Wherever the word "Market" shows up in a line, please copy that line.

* start *

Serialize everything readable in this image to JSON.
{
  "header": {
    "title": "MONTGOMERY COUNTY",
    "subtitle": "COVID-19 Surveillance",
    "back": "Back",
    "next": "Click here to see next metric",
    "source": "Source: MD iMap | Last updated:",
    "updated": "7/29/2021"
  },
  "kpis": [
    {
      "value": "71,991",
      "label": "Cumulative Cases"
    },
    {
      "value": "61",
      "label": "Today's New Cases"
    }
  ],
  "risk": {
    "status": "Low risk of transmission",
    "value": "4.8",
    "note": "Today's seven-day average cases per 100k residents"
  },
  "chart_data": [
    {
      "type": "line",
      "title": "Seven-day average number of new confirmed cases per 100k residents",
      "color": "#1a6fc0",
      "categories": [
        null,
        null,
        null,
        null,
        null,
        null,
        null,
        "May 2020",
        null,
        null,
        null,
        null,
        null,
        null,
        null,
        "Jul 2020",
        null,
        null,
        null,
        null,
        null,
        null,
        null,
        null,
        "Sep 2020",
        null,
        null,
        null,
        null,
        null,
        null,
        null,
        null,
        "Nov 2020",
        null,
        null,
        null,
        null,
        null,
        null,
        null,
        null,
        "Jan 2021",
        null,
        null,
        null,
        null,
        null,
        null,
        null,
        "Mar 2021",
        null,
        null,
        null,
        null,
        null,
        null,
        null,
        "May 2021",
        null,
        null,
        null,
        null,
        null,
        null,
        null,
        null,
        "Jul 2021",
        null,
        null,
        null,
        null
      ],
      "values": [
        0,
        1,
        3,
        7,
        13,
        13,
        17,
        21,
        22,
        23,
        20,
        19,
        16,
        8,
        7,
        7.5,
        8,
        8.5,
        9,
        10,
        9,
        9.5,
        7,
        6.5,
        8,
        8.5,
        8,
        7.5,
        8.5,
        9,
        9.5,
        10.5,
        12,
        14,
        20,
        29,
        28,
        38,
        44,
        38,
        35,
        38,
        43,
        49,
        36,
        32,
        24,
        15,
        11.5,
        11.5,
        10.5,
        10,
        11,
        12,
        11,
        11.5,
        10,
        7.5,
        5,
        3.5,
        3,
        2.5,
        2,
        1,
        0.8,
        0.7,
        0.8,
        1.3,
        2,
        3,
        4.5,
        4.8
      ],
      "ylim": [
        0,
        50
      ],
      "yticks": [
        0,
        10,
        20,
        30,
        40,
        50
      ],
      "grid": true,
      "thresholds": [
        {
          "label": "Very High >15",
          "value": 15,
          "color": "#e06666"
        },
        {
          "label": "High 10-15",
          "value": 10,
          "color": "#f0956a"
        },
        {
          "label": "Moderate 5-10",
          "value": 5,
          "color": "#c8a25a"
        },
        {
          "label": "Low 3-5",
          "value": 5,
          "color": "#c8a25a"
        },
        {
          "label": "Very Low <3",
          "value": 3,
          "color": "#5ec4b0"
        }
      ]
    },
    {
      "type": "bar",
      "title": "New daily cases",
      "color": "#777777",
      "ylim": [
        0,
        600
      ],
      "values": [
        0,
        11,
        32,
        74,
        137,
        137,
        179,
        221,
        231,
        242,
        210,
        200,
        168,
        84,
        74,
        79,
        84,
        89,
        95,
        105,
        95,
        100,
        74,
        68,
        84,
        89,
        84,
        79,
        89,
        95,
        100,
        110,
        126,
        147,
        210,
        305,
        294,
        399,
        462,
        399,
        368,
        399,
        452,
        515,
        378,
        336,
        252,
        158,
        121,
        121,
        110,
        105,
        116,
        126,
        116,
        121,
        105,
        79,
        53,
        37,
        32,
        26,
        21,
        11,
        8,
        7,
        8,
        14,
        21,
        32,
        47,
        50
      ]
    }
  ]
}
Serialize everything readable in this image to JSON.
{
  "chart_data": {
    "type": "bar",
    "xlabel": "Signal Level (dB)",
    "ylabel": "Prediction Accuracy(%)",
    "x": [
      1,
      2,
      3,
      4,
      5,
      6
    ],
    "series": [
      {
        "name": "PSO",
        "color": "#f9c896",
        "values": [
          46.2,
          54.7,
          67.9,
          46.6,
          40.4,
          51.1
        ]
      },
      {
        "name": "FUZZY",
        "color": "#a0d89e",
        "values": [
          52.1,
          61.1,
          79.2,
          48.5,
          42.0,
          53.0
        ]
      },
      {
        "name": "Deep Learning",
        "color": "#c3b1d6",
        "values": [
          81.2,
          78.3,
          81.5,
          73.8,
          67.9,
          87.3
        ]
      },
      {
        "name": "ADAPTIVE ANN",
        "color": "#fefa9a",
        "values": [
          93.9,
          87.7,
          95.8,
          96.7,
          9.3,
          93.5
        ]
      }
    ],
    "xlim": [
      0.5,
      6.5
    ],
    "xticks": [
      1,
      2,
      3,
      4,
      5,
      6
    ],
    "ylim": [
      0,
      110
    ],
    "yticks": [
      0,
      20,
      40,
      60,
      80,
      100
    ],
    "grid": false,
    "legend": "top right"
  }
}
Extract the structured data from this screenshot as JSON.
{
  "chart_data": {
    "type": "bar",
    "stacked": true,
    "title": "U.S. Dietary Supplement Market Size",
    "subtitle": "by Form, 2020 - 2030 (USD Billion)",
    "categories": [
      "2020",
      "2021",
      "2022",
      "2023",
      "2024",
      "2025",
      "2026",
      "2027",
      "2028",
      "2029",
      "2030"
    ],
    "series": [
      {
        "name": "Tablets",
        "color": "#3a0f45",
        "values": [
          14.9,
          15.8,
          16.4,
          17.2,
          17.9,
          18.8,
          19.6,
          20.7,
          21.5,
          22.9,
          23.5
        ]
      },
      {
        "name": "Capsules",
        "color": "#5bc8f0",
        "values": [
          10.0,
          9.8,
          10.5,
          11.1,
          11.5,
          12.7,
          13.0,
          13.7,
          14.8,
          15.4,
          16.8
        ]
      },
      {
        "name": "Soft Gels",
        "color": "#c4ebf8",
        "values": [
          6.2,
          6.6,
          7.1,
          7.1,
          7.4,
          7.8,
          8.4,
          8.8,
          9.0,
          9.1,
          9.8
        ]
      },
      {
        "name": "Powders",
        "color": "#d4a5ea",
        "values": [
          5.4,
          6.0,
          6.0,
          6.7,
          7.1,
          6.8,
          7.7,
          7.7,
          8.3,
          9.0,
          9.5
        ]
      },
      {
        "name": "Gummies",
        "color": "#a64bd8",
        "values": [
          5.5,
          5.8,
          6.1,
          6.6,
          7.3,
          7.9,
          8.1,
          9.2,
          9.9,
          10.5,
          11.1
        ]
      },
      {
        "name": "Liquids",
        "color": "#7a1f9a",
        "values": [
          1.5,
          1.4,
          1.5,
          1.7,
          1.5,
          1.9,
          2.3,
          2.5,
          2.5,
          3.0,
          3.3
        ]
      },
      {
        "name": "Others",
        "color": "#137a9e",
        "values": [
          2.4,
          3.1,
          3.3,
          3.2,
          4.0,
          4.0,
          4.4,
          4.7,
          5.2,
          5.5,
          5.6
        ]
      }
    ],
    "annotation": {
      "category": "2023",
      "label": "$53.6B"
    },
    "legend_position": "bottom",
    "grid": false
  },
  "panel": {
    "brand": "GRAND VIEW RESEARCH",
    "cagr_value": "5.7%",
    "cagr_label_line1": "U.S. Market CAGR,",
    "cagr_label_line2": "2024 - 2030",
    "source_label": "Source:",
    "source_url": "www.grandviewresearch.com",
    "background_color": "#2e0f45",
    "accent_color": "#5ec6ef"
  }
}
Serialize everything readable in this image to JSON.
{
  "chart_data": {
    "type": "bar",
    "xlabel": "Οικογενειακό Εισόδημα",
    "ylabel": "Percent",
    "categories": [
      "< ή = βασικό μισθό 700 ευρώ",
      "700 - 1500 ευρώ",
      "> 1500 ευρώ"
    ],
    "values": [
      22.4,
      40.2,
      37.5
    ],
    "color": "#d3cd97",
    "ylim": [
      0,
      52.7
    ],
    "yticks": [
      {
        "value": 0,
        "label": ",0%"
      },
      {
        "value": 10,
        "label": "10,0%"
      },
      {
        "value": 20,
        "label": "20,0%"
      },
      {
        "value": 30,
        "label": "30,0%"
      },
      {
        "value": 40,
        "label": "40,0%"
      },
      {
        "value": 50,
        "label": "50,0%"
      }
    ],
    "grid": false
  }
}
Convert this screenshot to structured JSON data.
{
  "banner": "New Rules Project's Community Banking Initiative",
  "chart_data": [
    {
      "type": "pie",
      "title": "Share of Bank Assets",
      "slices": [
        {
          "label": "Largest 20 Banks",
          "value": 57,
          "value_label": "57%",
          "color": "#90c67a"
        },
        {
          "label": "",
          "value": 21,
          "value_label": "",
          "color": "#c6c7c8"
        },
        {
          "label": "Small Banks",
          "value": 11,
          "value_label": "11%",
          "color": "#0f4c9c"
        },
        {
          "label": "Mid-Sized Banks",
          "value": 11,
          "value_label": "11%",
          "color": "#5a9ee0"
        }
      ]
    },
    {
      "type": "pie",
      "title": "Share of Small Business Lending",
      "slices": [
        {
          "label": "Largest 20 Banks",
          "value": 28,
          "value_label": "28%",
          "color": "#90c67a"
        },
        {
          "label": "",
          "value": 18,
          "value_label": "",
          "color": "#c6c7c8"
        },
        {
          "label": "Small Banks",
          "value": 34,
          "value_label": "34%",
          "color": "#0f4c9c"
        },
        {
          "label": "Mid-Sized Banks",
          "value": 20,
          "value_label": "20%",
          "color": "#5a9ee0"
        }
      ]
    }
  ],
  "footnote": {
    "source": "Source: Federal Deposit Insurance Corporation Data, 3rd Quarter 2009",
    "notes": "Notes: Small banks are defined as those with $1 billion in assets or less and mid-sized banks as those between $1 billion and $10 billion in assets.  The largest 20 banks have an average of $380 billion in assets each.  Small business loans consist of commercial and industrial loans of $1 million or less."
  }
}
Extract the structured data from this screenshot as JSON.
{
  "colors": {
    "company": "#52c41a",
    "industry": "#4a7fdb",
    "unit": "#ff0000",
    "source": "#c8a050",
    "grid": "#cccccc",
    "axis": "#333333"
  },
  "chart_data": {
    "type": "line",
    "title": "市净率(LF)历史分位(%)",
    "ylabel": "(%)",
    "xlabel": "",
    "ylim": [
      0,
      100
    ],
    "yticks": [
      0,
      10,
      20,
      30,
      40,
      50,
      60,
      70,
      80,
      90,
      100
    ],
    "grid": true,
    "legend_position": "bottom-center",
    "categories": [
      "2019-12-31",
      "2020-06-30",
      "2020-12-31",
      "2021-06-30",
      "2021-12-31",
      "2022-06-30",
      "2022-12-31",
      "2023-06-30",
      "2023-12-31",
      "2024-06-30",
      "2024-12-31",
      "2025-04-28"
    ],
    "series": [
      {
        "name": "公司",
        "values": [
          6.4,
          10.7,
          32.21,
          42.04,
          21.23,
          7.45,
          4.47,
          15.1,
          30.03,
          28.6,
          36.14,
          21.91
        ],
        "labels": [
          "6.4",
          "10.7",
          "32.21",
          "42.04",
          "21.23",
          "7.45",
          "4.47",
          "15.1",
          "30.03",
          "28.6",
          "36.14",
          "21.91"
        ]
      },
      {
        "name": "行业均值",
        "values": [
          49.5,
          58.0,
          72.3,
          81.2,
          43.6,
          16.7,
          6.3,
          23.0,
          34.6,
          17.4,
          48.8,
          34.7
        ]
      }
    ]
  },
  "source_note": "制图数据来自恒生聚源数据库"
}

* end *

Full solution:
    "title": "U.S. Dietary Supplement Market Size",
    "cagr_label_line1": "U.S. Market CAGR,",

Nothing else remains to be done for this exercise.